▸ **WHAT NEEDS TO BE DONE**
Pick out every line holding the string "this" and copy it.
-=-=-
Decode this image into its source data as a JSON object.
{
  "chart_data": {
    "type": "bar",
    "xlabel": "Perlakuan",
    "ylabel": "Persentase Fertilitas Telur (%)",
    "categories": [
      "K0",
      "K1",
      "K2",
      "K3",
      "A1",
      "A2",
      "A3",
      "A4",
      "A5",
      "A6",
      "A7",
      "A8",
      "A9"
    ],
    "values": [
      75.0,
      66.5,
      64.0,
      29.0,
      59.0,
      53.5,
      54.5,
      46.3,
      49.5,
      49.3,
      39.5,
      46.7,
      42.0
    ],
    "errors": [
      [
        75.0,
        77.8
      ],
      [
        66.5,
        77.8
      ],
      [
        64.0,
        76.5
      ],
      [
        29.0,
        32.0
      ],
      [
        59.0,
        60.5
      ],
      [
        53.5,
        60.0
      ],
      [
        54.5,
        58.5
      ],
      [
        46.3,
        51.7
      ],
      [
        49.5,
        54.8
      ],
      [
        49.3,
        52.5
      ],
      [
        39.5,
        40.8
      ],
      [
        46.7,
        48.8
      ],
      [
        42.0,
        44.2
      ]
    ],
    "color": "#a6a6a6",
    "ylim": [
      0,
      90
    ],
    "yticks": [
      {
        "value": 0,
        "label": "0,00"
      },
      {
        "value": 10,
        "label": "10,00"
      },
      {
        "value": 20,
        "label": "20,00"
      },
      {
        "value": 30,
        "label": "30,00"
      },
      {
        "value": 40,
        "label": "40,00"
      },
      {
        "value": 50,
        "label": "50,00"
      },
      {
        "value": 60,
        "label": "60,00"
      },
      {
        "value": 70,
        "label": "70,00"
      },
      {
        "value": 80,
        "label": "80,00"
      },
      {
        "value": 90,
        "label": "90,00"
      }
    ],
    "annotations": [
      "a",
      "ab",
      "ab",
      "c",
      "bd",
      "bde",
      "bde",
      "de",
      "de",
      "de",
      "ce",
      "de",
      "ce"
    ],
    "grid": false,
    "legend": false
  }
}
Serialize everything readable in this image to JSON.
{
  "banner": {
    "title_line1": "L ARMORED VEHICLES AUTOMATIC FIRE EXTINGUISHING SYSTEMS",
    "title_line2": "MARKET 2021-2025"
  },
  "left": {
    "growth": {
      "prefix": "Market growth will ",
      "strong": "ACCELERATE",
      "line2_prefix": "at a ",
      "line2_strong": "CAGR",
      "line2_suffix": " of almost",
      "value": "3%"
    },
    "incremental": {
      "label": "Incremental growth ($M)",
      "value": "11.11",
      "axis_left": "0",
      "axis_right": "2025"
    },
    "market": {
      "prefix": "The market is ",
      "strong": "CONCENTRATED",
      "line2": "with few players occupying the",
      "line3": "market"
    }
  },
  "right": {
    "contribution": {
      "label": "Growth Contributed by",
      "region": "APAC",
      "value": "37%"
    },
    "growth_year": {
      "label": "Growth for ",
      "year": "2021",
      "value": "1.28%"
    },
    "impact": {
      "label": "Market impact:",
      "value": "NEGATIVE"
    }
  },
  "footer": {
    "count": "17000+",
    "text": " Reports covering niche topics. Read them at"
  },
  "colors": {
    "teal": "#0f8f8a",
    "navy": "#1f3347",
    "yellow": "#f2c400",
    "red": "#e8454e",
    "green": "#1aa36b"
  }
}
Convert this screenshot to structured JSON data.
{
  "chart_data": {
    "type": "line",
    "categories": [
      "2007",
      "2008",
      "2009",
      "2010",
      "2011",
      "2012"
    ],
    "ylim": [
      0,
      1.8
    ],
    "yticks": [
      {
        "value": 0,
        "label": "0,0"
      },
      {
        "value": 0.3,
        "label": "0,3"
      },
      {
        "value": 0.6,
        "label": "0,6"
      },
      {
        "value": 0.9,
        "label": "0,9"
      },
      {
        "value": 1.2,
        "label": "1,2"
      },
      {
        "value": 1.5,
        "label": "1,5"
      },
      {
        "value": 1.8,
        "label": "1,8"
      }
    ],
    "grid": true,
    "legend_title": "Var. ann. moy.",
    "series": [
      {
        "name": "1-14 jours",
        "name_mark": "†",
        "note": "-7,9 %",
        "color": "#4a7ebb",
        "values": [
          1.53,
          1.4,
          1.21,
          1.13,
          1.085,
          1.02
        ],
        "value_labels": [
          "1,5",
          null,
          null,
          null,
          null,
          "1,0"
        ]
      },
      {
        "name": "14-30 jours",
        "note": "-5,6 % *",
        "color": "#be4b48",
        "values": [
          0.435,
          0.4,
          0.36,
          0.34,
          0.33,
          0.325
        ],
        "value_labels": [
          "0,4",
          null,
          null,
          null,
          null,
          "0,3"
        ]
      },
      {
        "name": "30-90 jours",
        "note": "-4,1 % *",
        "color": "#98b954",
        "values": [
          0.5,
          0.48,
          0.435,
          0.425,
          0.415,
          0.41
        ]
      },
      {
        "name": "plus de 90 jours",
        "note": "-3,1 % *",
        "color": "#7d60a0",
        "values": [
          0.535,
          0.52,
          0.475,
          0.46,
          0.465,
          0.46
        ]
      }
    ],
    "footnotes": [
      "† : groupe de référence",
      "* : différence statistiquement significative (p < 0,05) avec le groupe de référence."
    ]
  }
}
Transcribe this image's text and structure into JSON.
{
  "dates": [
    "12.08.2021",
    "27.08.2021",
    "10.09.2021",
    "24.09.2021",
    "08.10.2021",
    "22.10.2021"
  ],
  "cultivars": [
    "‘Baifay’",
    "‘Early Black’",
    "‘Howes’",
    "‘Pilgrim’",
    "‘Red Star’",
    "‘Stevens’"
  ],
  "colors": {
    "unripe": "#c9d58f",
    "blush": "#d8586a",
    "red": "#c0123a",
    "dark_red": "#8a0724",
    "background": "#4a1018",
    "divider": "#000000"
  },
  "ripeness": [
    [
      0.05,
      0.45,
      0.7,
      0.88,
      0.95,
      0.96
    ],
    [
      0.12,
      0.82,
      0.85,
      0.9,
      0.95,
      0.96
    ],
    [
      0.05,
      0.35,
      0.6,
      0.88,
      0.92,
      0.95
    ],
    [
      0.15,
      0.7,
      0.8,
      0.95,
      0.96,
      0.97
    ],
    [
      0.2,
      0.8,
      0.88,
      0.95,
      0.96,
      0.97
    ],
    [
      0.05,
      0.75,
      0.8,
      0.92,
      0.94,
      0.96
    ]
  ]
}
-=-=-
▸ **OUTPUT**
Decode this image into its source data as a JSON object.
Serialize everything readable in this image to JSON.
Convert this screenshot to structured JSON data.
Transcribe this image's text and structure into JSON.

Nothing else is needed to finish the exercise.